■ **WRITTEN PROBLEM**: Gather every line of the entries that includes the word "Flights".

■ **DATA TO USE**:
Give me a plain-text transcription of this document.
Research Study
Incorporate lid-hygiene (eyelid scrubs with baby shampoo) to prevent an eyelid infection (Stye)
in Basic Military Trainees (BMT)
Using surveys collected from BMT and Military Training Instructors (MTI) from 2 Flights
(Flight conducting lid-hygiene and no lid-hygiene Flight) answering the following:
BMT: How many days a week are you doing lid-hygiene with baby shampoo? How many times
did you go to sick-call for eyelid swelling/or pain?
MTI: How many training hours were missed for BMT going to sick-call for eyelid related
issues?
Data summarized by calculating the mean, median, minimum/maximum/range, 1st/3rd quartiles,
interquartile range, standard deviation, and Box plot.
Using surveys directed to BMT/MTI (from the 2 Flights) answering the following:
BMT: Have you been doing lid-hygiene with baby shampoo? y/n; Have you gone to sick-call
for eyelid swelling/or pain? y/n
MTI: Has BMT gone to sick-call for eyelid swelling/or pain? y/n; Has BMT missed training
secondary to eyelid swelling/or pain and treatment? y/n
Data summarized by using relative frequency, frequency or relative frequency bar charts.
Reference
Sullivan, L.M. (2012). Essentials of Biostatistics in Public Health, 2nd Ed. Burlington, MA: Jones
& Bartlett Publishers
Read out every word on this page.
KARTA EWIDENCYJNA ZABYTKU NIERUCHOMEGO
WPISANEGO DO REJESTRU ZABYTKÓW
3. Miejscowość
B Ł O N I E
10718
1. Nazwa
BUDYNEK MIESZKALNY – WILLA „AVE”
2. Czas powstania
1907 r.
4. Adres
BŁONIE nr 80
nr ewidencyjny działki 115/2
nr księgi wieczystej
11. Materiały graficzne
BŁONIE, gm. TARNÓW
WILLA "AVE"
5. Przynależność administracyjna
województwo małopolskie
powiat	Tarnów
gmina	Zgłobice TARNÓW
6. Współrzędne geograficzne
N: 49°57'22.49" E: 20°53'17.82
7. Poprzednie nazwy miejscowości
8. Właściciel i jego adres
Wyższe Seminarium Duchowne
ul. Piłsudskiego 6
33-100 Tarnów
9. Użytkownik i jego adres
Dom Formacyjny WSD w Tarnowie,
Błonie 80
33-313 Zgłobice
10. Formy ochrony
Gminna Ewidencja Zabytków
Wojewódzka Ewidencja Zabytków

■ **REPLY TO THE EXERCISE**:
Using surveys collected from BMT and Military Training Instructors (MTI) from 2 Flights
Using surveys directed to BMT/MTI (from the 2 Flights) answering the following:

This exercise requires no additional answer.